+++ Task data

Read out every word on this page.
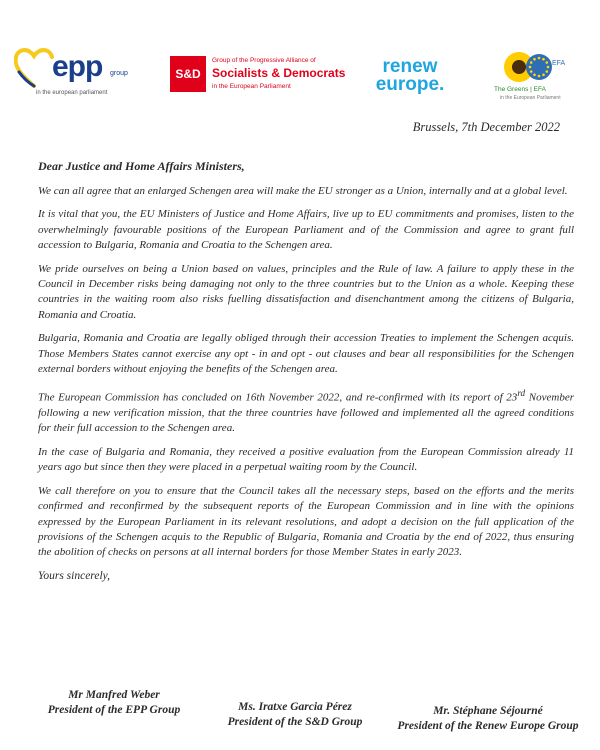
epp group
in the european parliament
S&D
Group of the Progressive Alliance of
Socialists & Democrats
in the European Parliament
renew
europe.
EFA
The Greens | EFA
in the European Parliament
Brussels, 7th December 2022
Dear Justice and Home Affairs Ministers,

We can all agree that an enlarged Schengen area will make the EU stronger as a Union, internally and at a global level.

It is vital that you, the EU Ministers of Justice and Home Affairs, live up to EU commitments and promises, listen to the overwhelmingly favourable positions of the European Parliament and of the Commission and agree to grant full accession to Bulgaria, Romania and Croatia to the Schengen area.

We pride ourselves on being a Union based on values, principles and the Rule of law. A failure to apply these in the Council in December risks being damaging not only to the three countries but to the Union as a whole. Keeping these countries in the waiting room also risks fuelling dissatisfaction and disenchantment among the citizens of Bulgaria, Romania and Croatia.

Bulgaria, Romania and Croatia are legally obliged through their accession Treaties to implement the Schengen acquis. Those Members States cannot exercise any opt - in and opt - out clauses and bear all responsibilities for the Schengen external borders without enjoying the benefits of the Schengen area.

The European Commission has concluded on 16th November 2022, and re-confirmed with its report of 23rd November following a new verification mission, that the three countries have followed and implemented all the agreed conditions for their full accession to the Schengen area.

In the case of Bulgaria and Romania, they received a positive evaluation from the European Commission already 11 years ago but since then they were placed in a perpetual waiting room by the Council.

We call therefore on you to ensure that the Council takes all the necessary steps, based on the efforts and the merits confirmed and reconfirmed by the subsequent reports of the European Commission and in line with the opinions expressed by the European Parliament in its relevant resolutions, and adopt a decision on the full application of the provisions of the Schengen acquis to the Republic of Bulgaria, Romania and Croatia by the end of 2022, thus ensuring the abolition of checks on persons at all internal borders for those Member States in early 2023.

Yours sincerely,
Mr Manfred Weber
President of the EPP Group	Ms. Iratxe Garcia Pérez
President of the S&D Group
Mr. Stéphane Séjourné
President of the Renew Europe Group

++++++

Goal — Make an exact copy of the listing above. Do not include the pictures.

Exercise answer —
Read out every word on this page.
epp group
in the european parliament
S&D
Group of the Progressive Alliance of
Socialists & Democrats
in the European Parliament
renew
europe.
EFA
The Greens | EFA
in the European Parliament
Brussels, 7th December 2022
Dear Justice and Home Affairs Ministers,

We can all agree that an enlarged Schengen area will make the EU stronger as a Union, internally and at a global level.

It is vital that you, the EU Ministers of Justice and Home Affairs, live up to EU commitments and promises, listen to the overwhelmingly favourable positions of the European Parliament and of the Commission and agree to grant full accession to Bulgaria, Romania and Croatia to the Schengen area.

We pride ourselves on being a Union based on values, principles and the Rule of law. A failure to apply these in the Council in December risks being damaging not only to the three countries but to the Union as a whole. Keeping these countries in the waiting room also risks fuelling dissatisfaction and disenchantment among the citizens of Bulgaria, Romania and Croatia.

Bulgaria, Romania and Croatia are legally obliged through their accession Treaties to implement the Schengen acquis. Those Members States cannot exercise any opt - in and opt - out clauses and bear all responsibilities for the Schengen external borders without enjoying the benefits of the Schengen area.

The European Commission has concluded on 16th November 2022, and re-confirmed with its report of 23rd November following a new verification mission, that the three countries have followed and implemented all the agreed conditions for their full accession to the Schengen area.

In the case of Bulgaria and Romania, they received a positive evaluation from the European Commission already 11 years ago but since then they were placed in a perpetual waiting room by the Council.

We call therefore on you to ensure that the Council takes all the necessary steps, based on the efforts and the merits confirmed and reconfirmed by the subsequent reports of the European Commission and in line with the opinions expressed by the European Parliament in its relevant resolutions, and adopt a decision on the full application of the provisions of the Schengen acquis to the Republic of Bulgaria, Romania and Croatia by the end of 2022, thus ensuring the abolition of checks on persons at all internal borders for those Member States in early 2023.

Yours sincerely,
Mr Manfred Weber
President of the EPP Group	Ms. Iratxe Garcia Pérez
President of the S&D Group
Mr. Stéphane Séjourné
President of the Renew Europe Group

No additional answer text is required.